> **GIVEN TASK**: Using the entries that follow, collect the lines where the word "只有使用存款时用的相同的详细信息才可以进行取款" appears.

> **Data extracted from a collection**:
------------------------
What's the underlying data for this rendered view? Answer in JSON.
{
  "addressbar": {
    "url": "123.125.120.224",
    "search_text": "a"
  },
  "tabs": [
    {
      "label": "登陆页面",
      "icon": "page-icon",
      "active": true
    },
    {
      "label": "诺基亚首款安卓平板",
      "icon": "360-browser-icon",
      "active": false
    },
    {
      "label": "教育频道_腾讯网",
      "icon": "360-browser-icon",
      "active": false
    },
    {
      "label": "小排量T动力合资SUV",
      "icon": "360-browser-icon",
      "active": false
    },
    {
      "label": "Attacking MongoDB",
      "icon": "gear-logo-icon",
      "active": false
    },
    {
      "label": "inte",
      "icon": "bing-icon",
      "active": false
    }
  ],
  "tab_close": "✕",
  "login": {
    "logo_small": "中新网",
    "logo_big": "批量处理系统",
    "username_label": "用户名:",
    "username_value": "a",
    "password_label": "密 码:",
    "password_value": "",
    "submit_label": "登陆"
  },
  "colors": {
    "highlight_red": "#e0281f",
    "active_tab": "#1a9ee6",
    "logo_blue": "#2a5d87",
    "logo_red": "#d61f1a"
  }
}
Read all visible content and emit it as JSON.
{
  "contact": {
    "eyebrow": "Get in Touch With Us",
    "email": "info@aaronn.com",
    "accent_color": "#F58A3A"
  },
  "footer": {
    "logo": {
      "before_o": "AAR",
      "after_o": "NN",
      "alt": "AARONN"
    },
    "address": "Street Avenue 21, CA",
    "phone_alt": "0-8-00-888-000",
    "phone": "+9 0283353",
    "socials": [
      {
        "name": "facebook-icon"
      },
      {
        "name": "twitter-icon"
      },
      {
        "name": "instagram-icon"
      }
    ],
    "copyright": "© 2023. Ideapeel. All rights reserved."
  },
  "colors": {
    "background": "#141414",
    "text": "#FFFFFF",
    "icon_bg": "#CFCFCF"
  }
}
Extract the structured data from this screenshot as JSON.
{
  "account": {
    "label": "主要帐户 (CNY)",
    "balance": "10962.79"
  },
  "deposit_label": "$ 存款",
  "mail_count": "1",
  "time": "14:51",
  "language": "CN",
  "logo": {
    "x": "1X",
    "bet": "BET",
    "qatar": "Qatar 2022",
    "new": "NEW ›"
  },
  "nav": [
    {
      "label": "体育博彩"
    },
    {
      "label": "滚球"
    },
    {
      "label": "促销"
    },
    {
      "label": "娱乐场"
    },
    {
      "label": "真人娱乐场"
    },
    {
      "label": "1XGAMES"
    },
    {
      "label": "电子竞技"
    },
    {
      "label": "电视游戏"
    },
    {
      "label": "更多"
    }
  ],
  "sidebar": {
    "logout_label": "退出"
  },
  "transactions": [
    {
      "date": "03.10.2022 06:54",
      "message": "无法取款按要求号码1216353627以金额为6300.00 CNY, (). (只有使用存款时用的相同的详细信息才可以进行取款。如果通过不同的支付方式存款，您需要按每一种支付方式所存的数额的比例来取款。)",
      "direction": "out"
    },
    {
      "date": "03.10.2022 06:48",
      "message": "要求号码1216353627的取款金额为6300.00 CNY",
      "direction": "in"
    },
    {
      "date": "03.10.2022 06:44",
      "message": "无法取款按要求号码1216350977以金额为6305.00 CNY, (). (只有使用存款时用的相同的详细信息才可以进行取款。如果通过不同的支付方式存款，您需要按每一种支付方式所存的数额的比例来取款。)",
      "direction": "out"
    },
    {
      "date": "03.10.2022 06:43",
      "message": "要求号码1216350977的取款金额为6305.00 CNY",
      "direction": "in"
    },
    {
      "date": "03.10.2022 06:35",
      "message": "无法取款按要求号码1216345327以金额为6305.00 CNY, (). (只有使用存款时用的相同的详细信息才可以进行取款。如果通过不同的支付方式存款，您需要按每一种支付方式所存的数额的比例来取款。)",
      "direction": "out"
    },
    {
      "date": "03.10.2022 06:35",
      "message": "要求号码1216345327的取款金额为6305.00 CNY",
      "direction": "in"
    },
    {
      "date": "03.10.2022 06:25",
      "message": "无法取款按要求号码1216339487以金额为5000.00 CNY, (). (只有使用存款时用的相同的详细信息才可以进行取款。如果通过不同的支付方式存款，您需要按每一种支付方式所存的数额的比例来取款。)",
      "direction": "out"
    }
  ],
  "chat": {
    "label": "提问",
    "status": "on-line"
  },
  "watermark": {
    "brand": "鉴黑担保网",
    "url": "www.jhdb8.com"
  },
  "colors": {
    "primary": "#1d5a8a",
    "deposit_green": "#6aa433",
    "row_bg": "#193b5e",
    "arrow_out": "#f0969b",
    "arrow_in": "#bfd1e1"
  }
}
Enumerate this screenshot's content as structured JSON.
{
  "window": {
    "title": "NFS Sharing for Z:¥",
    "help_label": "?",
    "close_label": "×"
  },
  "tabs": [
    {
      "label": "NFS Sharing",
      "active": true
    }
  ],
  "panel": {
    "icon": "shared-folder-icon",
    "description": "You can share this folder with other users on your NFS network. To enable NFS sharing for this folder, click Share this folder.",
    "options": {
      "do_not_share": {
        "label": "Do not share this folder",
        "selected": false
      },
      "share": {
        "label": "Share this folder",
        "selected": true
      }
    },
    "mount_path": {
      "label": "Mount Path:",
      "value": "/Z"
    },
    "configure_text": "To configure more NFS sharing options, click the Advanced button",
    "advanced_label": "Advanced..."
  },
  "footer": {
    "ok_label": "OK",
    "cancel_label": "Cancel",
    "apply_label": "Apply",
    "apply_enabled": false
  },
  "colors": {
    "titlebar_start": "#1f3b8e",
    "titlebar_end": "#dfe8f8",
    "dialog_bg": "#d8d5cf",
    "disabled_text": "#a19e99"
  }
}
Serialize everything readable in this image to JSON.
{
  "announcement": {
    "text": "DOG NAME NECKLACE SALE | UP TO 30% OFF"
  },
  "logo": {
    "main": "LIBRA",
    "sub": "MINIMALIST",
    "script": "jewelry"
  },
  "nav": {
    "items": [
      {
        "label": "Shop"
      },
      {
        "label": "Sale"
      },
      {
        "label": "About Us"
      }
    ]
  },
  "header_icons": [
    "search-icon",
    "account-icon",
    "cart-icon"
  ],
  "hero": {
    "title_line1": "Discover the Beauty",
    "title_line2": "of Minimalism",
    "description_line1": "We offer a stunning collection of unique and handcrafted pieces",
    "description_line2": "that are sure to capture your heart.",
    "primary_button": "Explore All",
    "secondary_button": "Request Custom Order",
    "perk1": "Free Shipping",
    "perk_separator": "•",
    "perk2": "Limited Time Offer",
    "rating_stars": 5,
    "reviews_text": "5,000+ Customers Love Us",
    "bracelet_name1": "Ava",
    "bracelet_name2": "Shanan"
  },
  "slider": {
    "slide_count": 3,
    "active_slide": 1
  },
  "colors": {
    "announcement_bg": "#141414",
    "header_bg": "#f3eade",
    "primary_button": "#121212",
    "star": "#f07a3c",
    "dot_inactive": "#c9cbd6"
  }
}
------------------------
> **SOLUTION BELOW**:
      "message": "无法取款按要求号码1216353627以金额为6300.00 CNY, (). (只有使用存款时用的相同的详细信息才可以进行取款。如果通过不同的支付方式存款，您需要按每一种支付方式所存的数额的比例来取款。)",
      "message": "无法取款按要求号码1216350977以金额为6305.00 CNY, (). (只有使用存款时用的相同的详细信息才可以进行取款。如果通过不同的支付方式存款，您需要按每一种支付方式所存的数额的比例来取款。)",
      "message": "无法取款按要求号码1216345327以金额为6305.00 CNY, (). (只有使用存款时用的相同的详细信息才可以进行取款。如果通过不同的支付方式存款，您需要按每一种支付方式所存的数额的比例来取款。)",
      "message": "无法取款按要求号码1216339487以金额为5000.00 CNY, (). (只有使用存款时用的相同的详细信息才可以进行取款。如果通过不同的支付方式存款，您需要按每一种支付方式所存的数额的比例来取款。)",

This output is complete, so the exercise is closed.